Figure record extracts
===============
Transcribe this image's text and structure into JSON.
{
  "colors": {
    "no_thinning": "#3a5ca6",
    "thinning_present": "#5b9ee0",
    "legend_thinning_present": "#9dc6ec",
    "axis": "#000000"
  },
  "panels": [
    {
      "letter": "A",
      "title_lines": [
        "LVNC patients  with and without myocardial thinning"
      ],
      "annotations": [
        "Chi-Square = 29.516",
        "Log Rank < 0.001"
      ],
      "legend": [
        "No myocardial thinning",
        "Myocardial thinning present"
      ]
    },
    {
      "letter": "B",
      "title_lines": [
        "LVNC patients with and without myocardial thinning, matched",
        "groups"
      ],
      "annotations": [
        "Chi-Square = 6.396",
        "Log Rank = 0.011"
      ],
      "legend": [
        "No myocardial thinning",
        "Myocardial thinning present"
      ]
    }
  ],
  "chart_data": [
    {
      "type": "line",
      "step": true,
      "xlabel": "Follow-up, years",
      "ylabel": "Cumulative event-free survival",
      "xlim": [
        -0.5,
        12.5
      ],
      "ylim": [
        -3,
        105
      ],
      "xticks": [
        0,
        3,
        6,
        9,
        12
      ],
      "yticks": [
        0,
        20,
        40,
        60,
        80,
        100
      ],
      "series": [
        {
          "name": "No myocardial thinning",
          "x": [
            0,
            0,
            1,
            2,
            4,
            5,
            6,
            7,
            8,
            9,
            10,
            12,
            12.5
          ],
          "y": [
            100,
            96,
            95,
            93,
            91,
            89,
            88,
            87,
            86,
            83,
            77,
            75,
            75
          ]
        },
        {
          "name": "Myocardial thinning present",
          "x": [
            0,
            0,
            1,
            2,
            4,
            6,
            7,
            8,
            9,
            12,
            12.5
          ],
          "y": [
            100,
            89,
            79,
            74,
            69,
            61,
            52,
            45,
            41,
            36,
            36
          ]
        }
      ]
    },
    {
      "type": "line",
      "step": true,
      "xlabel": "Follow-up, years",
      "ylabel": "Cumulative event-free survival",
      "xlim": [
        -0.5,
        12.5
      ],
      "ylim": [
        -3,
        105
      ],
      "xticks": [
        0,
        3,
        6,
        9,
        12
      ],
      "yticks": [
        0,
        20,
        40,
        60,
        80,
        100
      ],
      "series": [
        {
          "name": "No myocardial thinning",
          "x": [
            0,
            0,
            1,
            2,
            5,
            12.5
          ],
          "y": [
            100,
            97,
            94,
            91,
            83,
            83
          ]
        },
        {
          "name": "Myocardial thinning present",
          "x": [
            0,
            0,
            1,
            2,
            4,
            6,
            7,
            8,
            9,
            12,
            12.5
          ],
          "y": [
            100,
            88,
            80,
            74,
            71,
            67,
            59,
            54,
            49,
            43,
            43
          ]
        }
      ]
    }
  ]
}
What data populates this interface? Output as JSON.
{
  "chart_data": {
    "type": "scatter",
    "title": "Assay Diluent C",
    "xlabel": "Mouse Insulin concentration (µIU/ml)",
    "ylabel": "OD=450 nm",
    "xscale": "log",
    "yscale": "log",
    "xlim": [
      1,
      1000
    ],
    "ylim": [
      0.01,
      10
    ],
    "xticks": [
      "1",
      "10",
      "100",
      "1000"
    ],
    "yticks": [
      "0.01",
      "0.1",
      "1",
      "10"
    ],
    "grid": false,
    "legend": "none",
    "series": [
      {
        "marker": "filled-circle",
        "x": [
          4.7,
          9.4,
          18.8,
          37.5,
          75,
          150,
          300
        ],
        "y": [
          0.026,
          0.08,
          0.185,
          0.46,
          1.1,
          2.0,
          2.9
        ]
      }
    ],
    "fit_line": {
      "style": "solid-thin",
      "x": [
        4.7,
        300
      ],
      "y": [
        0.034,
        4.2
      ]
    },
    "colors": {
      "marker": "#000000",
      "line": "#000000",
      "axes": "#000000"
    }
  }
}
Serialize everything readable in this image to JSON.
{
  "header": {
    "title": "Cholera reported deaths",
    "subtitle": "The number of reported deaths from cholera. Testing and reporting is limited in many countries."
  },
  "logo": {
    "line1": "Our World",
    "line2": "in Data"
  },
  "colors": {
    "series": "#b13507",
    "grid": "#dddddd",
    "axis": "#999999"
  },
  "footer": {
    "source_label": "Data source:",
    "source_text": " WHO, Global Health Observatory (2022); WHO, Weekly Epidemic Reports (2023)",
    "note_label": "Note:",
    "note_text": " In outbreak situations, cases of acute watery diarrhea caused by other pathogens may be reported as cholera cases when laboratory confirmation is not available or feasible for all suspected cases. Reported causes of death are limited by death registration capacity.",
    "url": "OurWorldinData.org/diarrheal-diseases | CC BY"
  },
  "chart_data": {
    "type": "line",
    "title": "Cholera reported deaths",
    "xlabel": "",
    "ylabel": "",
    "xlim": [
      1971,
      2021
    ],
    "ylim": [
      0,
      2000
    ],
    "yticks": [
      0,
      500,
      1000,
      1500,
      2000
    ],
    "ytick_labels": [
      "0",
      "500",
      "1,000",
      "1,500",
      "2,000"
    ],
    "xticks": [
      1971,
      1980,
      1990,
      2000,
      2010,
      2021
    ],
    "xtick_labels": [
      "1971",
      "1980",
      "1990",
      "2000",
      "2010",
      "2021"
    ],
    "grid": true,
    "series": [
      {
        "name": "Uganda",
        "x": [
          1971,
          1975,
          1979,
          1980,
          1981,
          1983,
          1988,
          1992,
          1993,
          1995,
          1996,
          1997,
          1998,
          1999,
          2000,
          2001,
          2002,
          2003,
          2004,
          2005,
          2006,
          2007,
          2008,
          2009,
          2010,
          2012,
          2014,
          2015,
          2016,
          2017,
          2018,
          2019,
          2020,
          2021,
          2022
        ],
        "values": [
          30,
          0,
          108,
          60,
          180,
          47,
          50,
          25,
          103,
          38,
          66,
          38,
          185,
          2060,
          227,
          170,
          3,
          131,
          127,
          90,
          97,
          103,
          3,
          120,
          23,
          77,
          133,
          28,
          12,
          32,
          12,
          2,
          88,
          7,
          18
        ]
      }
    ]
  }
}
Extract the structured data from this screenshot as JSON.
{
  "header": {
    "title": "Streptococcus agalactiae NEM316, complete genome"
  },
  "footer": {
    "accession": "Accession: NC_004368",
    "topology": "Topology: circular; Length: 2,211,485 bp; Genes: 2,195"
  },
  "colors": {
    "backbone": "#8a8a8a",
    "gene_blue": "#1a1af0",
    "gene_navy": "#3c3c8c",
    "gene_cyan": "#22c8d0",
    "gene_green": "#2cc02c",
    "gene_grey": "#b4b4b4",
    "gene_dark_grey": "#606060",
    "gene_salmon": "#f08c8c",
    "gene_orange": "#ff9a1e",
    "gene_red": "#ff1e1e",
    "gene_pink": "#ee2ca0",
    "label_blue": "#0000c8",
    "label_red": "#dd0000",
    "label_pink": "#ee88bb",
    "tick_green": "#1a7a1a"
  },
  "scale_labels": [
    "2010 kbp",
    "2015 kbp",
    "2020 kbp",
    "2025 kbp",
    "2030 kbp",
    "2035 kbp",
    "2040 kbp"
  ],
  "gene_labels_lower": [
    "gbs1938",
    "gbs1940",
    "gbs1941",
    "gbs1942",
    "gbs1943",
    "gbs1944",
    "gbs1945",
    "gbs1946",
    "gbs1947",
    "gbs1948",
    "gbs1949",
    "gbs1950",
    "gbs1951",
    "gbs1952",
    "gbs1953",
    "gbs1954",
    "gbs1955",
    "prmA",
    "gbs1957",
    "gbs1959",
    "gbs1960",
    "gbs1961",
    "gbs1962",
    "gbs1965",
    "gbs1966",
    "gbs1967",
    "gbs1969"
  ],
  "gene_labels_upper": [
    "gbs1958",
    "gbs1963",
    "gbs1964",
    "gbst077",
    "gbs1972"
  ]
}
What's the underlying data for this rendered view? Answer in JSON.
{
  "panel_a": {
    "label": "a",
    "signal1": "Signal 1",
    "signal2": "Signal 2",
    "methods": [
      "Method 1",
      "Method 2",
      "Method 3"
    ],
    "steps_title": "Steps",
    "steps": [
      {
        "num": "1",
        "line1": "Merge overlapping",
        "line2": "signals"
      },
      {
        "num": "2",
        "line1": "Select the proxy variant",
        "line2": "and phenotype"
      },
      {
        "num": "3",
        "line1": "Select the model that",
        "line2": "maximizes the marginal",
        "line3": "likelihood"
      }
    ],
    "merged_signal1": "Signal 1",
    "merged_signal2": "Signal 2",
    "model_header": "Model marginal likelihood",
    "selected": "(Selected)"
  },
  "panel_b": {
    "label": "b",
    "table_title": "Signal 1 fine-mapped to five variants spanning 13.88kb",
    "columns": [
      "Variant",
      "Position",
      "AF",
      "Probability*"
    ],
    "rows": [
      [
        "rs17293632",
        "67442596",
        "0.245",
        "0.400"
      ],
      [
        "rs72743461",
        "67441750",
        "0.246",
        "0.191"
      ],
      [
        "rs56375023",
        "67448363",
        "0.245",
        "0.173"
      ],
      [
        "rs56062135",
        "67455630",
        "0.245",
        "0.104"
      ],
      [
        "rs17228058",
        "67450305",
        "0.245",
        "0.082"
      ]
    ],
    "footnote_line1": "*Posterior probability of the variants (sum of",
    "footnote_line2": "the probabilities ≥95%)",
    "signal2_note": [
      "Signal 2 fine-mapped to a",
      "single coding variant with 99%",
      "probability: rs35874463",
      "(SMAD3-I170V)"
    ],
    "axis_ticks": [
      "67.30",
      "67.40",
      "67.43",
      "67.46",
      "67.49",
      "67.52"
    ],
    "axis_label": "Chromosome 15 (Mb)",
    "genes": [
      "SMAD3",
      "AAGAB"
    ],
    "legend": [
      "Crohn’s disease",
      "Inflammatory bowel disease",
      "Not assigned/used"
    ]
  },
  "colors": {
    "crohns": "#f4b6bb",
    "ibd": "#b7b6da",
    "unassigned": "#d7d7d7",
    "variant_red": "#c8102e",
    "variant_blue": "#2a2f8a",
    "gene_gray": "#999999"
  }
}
===============
● **WORK REQUEST**: Your output should be an exact copy of the lines from the one containing "What's the underlying" through the last line of the data above.

● **SOLUTION FOR THIS TASK**:
What's the underlying data for this rendered view? Answer in JSON.
{
  "panel_a": {
    "label": "a",
    "signal1": "Signal 1",
    "signal2": "Signal 2",
    "methods": [
      "Method 1",
      "Method 2",
      "Method 3"
    ],
    "steps_title": "Steps",
    "steps": [
      {
        "num": "1",
        "line1": "Merge overlapping",
        "line2": "signals"
      },
      {
        "num": "2",
        "line1": "Select the proxy variant",
        "line2": "and phenotype"
      },
      {
        "num": "3",
        "line1": "Select the model that",
        "line2": "maximizes the marginal",
        "line3": "likelihood"
      }
    ],
    "merged_signal1": "Signal 1",
    "merged_signal2": "Signal 2",
    "model_header": "Model marginal likelihood",
    "selected": "(Selected)"
  },
  "panel_b": {
    "label": "b",
    "table_title": "Signal 1 fine-mapped to five variants spanning 13.88kb",
    "columns": [
      "Variant",
      "Position",
      "AF",
      "Probability*"
    ],
    "rows": [
      [
        "rs17293632",
        "67442596",
        "0.245",
        "0.400"
      ],
      [
        "rs72743461",
        "67441750",
        "0.246",
        "0.191"
      ],
      [
        "rs56375023",
        "67448363",
        "0.245",
        "0.173"
      ],
      [
        "rs56062135",
        "67455630",
        "0.245",
        "0.104"
      ],
      [
        "rs17228058",
        "67450305",
        "0.245",
        "0.082"
      ]
    ],
    "footnote_line1": "*Posterior probability of the variants (sum of",
    "footnote_line2": "the probabilities ≥95%)",
    "signal2_note": [
      "Signal 2 fine-mapped to a",
      "single coding variant with 99%",
      "probability: rs35874463",
      "(SMAD3-I170V)"
    ],
    "axis_ticks": [
      "67.30",
      "67.40",
      "67.43",
      "67.46",
      "67.49",
      "67.52"
    ],
    "axis_label": "Chromosome 15 (Mb)",
    "genes": [
      "SMAD3",
      "AAGAB"
    ],
    "legend": [
      "Crohn’s disease",
      "Inflammatory bowel disease",
      "Not assigned/used"
    ]
  },
  "colors": {
    "crohns": "#f4b6bb",
    "ibd": "#b7b6da",
    "unassigned": "#d7d7d7",
    "variant_red": "#c8102e",
    "variant_blue": "#2a2f8a",
    "gene_gray": "#999999"
  }
}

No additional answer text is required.